*Task requirements*.
Search the entries below. Return every line that has "this" in it.

*Extracted data*.
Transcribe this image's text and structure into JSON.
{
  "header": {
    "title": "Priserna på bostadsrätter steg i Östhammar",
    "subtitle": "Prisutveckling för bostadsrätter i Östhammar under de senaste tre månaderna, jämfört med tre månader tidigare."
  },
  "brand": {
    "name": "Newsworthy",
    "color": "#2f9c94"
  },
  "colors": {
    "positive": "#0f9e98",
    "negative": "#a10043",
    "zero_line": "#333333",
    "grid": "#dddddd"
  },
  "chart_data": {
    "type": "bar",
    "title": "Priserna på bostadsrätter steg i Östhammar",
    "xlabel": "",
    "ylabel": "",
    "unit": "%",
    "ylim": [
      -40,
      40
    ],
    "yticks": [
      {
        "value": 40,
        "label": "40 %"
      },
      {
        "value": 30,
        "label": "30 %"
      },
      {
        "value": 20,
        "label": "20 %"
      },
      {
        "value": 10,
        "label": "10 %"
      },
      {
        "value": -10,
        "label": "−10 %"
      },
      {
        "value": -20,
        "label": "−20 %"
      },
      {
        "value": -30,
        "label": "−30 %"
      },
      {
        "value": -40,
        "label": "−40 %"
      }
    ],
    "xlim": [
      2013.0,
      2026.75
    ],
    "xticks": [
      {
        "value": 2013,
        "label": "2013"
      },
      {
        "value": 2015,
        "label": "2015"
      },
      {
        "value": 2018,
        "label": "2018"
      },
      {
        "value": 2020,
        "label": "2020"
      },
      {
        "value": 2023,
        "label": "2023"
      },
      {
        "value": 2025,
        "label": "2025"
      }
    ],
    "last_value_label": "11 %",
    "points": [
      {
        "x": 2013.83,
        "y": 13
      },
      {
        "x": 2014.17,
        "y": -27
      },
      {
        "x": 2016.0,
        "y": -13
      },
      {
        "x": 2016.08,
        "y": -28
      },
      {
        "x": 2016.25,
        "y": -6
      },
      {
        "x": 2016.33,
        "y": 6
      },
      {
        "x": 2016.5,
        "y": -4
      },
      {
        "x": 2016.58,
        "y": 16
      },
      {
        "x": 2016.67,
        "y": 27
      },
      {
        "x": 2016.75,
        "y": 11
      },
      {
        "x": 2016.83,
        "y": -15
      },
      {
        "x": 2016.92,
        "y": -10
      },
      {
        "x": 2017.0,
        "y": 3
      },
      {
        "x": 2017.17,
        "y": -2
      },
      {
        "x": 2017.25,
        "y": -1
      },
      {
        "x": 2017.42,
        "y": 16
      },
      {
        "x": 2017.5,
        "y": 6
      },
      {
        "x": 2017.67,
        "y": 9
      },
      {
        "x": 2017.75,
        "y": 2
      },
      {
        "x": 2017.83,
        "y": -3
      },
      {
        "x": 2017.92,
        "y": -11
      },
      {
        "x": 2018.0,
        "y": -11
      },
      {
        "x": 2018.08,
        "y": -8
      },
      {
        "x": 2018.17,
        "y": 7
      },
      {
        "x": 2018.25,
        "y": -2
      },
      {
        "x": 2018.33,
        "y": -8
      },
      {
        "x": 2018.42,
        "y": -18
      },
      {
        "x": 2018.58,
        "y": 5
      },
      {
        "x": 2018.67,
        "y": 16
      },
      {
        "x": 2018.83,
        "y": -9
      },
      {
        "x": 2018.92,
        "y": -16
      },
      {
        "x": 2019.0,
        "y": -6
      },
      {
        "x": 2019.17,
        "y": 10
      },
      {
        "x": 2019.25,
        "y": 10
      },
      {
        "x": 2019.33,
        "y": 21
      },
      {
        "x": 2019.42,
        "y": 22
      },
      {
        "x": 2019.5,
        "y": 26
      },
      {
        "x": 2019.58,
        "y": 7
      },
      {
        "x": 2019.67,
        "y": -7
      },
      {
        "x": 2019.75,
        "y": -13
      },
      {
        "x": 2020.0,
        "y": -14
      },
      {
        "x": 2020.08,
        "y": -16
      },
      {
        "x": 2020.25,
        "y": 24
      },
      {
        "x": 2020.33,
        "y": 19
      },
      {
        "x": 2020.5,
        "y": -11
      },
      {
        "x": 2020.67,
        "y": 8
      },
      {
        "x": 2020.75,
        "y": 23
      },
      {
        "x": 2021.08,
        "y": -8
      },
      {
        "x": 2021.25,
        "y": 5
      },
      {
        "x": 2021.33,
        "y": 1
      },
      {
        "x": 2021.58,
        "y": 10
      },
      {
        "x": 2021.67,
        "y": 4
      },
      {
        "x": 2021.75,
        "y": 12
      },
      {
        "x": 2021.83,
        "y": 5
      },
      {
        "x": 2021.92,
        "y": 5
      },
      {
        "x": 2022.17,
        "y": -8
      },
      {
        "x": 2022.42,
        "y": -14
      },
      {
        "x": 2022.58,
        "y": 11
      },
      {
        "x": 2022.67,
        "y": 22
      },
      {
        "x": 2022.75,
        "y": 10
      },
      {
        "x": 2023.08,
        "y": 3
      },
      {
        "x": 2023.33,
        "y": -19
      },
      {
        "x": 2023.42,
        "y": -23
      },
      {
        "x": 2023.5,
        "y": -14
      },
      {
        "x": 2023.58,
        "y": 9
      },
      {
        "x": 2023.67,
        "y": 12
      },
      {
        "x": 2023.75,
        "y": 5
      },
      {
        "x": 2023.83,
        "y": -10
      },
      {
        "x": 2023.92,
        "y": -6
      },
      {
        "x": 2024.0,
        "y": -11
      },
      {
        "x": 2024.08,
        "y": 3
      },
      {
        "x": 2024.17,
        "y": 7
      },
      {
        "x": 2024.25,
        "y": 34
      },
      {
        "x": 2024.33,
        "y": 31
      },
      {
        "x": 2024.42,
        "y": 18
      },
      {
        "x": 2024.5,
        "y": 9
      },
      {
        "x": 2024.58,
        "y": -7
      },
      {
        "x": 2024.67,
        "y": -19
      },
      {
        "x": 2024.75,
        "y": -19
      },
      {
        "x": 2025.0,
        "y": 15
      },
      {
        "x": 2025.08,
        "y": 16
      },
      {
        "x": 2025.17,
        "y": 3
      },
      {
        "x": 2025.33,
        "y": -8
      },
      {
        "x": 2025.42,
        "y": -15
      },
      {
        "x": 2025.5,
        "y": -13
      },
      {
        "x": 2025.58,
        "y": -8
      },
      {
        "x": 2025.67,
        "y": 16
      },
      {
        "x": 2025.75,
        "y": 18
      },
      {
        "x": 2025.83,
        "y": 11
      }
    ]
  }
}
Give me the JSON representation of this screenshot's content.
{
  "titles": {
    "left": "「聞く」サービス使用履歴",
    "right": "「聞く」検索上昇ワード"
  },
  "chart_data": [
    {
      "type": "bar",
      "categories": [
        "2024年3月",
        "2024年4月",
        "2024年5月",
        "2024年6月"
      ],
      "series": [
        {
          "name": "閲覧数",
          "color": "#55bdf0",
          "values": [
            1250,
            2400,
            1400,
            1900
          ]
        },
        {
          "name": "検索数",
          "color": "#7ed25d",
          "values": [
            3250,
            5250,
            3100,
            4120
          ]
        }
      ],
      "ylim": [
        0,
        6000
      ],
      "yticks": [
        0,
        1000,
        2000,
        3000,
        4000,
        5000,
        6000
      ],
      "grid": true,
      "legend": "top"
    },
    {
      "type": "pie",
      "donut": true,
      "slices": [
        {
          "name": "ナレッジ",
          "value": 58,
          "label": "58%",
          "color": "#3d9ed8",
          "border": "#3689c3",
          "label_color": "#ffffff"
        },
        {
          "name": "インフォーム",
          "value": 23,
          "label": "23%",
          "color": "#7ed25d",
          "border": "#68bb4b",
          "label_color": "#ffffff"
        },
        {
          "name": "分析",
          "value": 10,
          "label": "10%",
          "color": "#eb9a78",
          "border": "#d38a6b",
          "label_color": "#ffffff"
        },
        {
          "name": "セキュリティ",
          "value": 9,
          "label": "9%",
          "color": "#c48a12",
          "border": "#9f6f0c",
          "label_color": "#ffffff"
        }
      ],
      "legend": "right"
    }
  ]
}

*Task output*.
Transcribe this image's text and structure into JSON.
Give me the JSON representation of this screenshot's content.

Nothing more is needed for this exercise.